#### Task brief
Gather from the material every line that contains the string "icon".
____ Material shown
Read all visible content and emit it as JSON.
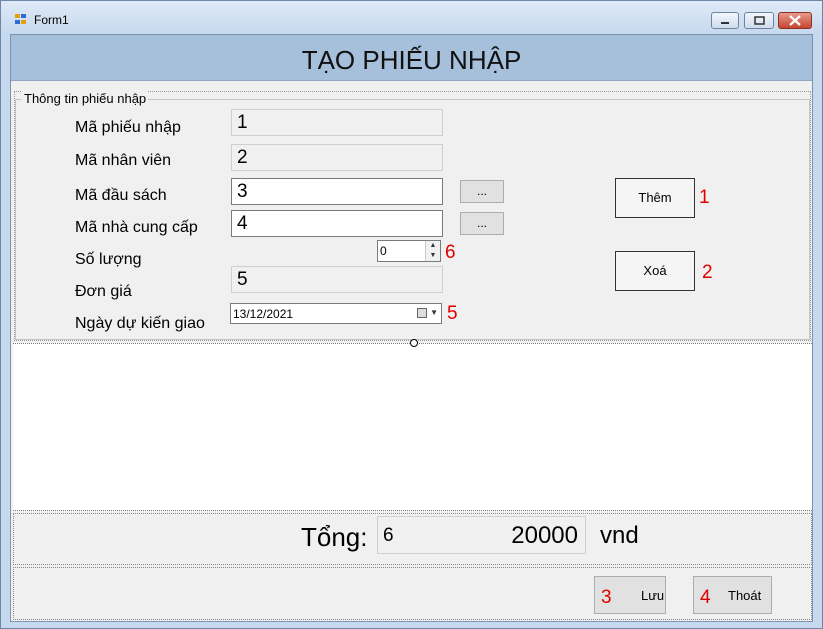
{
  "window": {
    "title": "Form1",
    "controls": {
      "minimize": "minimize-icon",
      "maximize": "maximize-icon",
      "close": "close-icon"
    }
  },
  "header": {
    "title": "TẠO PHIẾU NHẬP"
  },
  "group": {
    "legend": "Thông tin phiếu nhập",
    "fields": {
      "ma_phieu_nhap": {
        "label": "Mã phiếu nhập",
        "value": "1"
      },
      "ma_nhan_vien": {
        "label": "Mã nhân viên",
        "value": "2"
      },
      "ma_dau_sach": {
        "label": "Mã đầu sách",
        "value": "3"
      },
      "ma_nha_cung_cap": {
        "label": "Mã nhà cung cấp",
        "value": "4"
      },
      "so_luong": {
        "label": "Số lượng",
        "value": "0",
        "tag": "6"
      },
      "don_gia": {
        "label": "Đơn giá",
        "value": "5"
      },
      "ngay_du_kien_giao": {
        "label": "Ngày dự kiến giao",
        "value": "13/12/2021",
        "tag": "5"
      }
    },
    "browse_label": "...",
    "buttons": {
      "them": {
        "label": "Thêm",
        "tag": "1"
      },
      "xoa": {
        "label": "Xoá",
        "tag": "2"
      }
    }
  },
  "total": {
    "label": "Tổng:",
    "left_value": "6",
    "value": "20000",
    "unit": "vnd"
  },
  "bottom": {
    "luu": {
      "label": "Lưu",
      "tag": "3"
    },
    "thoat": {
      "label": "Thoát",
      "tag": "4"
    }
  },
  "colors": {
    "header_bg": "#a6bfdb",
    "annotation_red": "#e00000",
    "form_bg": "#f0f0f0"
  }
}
________
#### Exercise result
      "minimize": "minimize-icon",
      "maximize": "maximize-icon",
      "close": "close-icon"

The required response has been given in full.